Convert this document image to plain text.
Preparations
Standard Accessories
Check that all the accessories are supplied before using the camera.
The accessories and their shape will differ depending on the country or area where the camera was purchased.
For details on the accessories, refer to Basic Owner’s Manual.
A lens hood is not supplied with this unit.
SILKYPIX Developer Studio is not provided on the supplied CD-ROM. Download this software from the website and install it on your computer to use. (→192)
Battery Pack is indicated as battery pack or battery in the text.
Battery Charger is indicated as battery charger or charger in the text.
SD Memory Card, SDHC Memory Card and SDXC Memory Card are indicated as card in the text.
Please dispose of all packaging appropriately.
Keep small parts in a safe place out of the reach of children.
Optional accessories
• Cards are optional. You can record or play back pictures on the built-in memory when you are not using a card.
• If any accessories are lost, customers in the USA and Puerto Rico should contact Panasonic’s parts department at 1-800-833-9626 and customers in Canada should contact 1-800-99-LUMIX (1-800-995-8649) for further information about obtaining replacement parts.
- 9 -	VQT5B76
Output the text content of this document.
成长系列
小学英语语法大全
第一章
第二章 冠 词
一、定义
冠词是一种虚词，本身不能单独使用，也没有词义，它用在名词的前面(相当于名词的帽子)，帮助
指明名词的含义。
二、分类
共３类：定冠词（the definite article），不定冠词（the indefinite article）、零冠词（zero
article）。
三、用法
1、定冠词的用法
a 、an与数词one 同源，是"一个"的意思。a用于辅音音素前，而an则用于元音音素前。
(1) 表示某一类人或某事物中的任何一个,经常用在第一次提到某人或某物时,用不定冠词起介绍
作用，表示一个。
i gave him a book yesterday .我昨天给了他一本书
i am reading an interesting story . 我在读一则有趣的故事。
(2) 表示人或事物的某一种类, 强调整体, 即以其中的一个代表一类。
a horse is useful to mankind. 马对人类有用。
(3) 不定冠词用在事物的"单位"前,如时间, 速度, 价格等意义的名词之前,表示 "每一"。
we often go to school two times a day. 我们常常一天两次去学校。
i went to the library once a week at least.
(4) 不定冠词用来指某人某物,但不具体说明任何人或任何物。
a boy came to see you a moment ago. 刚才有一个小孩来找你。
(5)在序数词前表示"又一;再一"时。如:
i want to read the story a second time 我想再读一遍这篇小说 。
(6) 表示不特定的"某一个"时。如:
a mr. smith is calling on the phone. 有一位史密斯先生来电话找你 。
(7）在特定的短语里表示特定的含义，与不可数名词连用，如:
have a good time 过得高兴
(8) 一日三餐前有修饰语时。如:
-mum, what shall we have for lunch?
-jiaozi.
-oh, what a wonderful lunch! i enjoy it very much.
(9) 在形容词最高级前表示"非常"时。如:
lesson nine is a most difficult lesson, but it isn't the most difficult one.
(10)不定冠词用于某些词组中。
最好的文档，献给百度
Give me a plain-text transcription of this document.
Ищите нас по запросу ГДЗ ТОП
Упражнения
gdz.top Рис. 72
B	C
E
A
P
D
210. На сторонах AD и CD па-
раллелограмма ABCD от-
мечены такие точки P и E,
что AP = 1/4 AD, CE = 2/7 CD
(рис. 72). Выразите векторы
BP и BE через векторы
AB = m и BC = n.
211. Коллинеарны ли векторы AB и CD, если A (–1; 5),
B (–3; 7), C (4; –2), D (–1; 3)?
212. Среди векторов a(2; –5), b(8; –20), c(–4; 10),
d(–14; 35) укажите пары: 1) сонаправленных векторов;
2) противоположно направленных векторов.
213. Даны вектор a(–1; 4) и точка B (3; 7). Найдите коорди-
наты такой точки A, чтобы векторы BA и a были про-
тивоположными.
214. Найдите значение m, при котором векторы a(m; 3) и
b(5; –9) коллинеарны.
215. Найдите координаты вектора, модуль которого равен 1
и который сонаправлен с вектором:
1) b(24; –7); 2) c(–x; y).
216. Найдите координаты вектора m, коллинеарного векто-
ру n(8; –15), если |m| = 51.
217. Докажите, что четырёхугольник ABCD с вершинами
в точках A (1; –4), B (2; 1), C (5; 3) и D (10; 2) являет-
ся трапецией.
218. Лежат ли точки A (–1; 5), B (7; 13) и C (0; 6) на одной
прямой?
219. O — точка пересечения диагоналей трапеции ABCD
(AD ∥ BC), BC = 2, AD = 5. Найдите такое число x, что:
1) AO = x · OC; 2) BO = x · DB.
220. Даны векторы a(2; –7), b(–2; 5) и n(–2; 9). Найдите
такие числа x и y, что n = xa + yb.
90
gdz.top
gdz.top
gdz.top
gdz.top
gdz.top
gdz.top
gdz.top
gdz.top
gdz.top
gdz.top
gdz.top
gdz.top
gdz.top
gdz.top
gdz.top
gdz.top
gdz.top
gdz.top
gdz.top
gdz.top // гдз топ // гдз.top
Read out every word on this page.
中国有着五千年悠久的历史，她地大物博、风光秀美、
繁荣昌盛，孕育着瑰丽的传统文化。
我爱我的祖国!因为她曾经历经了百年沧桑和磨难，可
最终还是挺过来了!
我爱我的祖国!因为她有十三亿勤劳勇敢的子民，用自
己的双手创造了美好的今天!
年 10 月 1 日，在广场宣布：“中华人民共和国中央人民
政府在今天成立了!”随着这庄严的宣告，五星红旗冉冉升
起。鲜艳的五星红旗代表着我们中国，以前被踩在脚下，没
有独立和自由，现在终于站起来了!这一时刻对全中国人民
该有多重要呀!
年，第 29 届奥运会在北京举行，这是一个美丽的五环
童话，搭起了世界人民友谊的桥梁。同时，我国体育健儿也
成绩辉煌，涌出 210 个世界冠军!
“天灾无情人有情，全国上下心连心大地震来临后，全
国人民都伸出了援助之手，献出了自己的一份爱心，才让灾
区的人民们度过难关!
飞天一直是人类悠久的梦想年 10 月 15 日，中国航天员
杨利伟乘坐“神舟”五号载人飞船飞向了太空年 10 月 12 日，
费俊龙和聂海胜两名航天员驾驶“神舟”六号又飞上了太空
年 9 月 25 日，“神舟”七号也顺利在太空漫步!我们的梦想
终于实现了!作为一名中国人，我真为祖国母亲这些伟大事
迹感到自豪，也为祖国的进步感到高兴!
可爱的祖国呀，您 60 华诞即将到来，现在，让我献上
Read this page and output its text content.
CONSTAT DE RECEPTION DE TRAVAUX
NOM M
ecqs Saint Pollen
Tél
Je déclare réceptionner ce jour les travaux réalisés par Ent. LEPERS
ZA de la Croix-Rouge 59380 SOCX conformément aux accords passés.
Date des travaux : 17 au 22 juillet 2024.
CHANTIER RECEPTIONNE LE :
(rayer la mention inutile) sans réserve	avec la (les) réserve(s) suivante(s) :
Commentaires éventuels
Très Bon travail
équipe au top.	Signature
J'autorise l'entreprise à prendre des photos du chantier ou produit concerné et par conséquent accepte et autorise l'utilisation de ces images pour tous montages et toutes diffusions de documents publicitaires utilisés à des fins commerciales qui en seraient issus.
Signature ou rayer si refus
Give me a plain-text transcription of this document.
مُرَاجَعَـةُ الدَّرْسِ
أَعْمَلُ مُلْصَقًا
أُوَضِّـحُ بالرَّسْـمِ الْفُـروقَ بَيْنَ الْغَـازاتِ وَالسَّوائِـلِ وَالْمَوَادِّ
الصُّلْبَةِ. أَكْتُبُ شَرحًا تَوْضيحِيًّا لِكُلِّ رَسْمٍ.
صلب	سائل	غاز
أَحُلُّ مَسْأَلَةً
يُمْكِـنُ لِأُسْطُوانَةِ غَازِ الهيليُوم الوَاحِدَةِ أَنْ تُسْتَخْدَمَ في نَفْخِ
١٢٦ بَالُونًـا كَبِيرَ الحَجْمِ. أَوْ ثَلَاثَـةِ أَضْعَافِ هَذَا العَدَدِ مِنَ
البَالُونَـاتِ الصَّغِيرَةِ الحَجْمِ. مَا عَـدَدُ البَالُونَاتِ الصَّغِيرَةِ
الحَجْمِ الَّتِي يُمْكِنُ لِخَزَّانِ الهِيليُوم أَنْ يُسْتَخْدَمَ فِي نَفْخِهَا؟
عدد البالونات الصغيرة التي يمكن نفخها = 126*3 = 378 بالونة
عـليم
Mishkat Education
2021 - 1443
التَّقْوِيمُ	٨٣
===============
=== Exercise task ===
Copy exactly the lines from the one containing "Read out every word on this page." through the last line of the records, both included, and nothing else.

=== Written answer ===
Read out every word on this page.
中国有着五千年悠久的历史，她地大物博、风光秀美、
繁荣昌盛，孕育着瑰丽的传统文化。
我爱我的祖国!因为她曾经历经了百年沧桑和磨难，可
最终还是挺过来了!
我爱我的祖国!因为她有十三亿勤劳勇敢的子民，用自
己的双手创造了美好的今天!
年 10 月 1 日，在广场宣布：“中华人民共和国中央人民
政府在今天成立了!”随着这庄严的宣告，五星红旗冉冉升
起。鲜艳的五星红旗代表着我们中国，以前被踩在脚下，没
有独立和自由，现在终于站起来了!这一时刻对全中国人民
该有多重要呀!
年，第 29 届奥运会在北京举行，这是一个美丽的五环
童话，搭起了世界人民友谊的桥梁。同时，我国体育健儿也
成绩辉煌，涌出 210 个世界冠军!
“天灾无情人有情，全国上下心连心大地震来临后，全
国人民都伸出了援助之手，献出了自己的一份爱心，才让灾
区的人民们度过难关!
飞天一直是人类悠久的梦想年 10 月 15 日，中国航天员
杨利伟乘坐“神舟”五号载人飞船飞向了太空年 10 月 12 日，
费俊龙和聂海胜两名航天员驾驶“神舟”六号又飞上了太空
年 9 月 25 日，“神舟”七号也顺利在太空漫步!我们的梦想
终于实现了!作为一名中国人，我真为祖国母亲这些伟大事
迹感到自豪，也为祖国的进步感到高兴!
可爱的祖国呀，您 60 华诞即将到来，现在，让我献上
Read this page and output its text content.
CONSTAT DE RECEPTION DE TRAVAUX
NOM M
ecqs Saint Pollen
Tél
Je déclare réceptionner ce jour les travaux réalisés par Ent. LEPERS
ZA de la Croix-Rouge 59380 SOCX conformément aux accords passés.
Date des travaux : 17 au 22 juillet 2024.
CHANTIER RECEPTIONNE LE :
(rayer la mention inutile) sans réserve	avec la (les) réserve(s) suivante(s) :
Commentaires éventuels
Très Bon travail
équipe au top.	Signature
J'autorise l'entreprise à prendre des photos du chantier ou produit concerné et par conséquent accepte et autorise l'utilisation de ces images pour tous montages et toutes diffusions de documents publicitaires utilisés à des fins commerciales qui en seraient issus.
Signature ou rayer si refus
Give me a plain-text transcription of this document.
مُرَاجَعَـةُ الدَّرْسِ
أَعْمَلُ مُلْصَقًا
أُوَضِّـحُ بالرَّسْـمِ الْفُـروقَ بَيْنَ الْغَـازاتِ وَالسَّوائِـلِ وَالْمَوَادِّ
الصُّلْبَةِ. أَكْتُبُ شَرحًا تَوْضيحِيًّا لِكُلِّ رَسْمٍ.
صلب	سائل	غاز
أَحُلُّ مَسْأَلَةً
يُمْكِـنُ لِأُسْطُوانَةِ غَازِ الهيليُوم الوَاحِدَةِ أَنْ تُسْتَخْدَمَ في نَفْخِ
١٢٦ بَالُونًـا كَبِيرَ الحَجْمِ. أَوْ ثَلَاثَـةِ أَضْعَافِ هَذَا العَدَدِ مِنَ
البَالُونَـاتِ الصَّغِيرَةِ الحَجْمِ. مَا عَـدَدُ البَالُونَاتِ الصَّغِيرَةِ
الحَجْمِ الَّتِي يُمْكِنُ لِخَزَّانِ الهِيليُوم أَنْ يُسْتَخْدَمَ فِي نَفْخِهَا؟
عدد البالونات الصغيرة التي يمكن نفخها = 126*3 = 378 بالونة
عـليم
Mishkat Education
2021 - 1443
التَّقْوِيمُ	٨٣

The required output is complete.